*Work to do*: Your task is to output all the records below, word for word.

Dataset entries
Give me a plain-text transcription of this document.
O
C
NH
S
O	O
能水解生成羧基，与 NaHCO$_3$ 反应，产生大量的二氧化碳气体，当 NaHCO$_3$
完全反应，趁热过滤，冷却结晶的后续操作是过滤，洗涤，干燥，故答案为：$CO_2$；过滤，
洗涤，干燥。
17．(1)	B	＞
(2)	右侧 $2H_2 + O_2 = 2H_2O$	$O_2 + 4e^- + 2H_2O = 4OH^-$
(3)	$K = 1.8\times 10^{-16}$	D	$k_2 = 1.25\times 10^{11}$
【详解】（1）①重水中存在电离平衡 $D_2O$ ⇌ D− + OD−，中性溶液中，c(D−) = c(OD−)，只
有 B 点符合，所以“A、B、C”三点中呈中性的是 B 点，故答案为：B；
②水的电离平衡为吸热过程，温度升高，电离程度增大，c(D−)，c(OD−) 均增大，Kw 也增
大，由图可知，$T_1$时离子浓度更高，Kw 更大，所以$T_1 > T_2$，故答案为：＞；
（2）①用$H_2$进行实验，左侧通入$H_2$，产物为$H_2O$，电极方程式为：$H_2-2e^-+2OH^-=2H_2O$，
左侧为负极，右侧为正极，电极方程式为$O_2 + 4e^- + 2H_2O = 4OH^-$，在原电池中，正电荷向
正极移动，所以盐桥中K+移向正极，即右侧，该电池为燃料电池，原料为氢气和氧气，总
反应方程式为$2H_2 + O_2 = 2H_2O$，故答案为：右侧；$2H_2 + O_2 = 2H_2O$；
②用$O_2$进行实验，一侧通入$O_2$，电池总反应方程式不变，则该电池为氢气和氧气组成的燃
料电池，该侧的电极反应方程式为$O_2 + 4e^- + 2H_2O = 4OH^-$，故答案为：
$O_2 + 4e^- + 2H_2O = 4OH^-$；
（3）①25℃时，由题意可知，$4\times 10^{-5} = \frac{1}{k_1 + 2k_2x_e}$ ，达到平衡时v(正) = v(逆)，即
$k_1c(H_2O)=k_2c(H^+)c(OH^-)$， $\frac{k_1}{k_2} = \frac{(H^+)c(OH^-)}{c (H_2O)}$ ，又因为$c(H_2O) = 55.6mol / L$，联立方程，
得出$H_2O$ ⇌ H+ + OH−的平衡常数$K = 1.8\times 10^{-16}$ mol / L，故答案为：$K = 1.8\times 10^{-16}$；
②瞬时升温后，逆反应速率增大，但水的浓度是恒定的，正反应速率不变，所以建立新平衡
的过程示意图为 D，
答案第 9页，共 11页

*Exercise solution*:
Give me a plain-text transcription of this document.
O
C
NH
S
O	O
能水解生成羧基，与 NaHCO$_3$ 反应，产生大量的二氧化碳气体，当 NaHCO$_3$
完全反应，趁热过滤，冷却结晶的后续操作是过滤，洗涤，干燥，故答案为：$CO_2$；过滤，
洗涤，干燥。
17．(1)	B	＞
(2)	右侧 $2H_2 + O_2 = 2H_2O$	$O_2 + 4e^- + 2H_2O = 4OH^-$
(3)	$K = 1.8\times 10^{-16}$	D	$k_2 = 1.25\times 10^{11}$
【详解】（1）①重水中存在电离平衡 $D_2O$ ⇌ D− + OD−，中性溶液中，c(D−) = c(OD−)，只
有 B 点符合，所以“A、B、C”三点中呈中性的是 B 点，故答案为：B；
②水的电离平衡为吸热过程，温度升高，电离程度增大，c(D−)，c(OD−) 均增大，Kw 也增
大，由图可知，$T_1$时离子浓度更高，Kw 更大，所以$T_1 > T_2$，故答案为：＞；
（2）①用$H_2$进行实验，左侧通入$H_2$，产物为$H_2O$，电极方程式为：$H_2-2e^-+2OH^-=2H_2O$，
左侧为负极，右侧为正极，电极方程式为$O_2 + 4e^- + 2H_2O = 4OH^-$，在原电池中，正电荷向
正极移动，所以盐桥中K+移向正极，即右侧，该电池为燃料电池，原料为氢气和氧气，总
反应方程式为$2H_2 + O_2 = 2H_2O$，故答案为：右侧；$2H_2 + O_2 = 2H_2O$；
②用$O_2$进行实验，一侧通入$O_2$，电池总反应方程式不变，则该电池为氢气和氧气组成的燃
料电池，该侧的电极反应方程式为$O_2 + 4e^- + 2H_2O = 4OH^-$，故答案为：
$O_2 + 4e^- + 2H_2O = 4OH^-$；
（3）①25℃时，由题意可知，$4\times 10^{-5} = \frac{1}{k_1 + 2k_2x_e}$ ，达到平衡时v(正) = v(逆)，即
$k_1c(H_2O)=k_2c(H^+)c(OH^-)$， $\frac{k_1}{k_2} = \frac{(H^+)c(OH^-)}{c (H_2O)}$ ，又因为$c(H_2O) = 55.6mol / L$，联立方程，
得出$H_2O$ ⇌ H+ + OH−的平衡常数$K = 1.8\times 10^{-16}$ mol / L，故答案为：$K = 1.8\times 10^{-16}$；
②瞬时升温后，逆反应速率增大，但水的浓度是恒定的，正反应速率不变，所以建立新平衡
的过程示意图为 D，
答案第 9页，共 11页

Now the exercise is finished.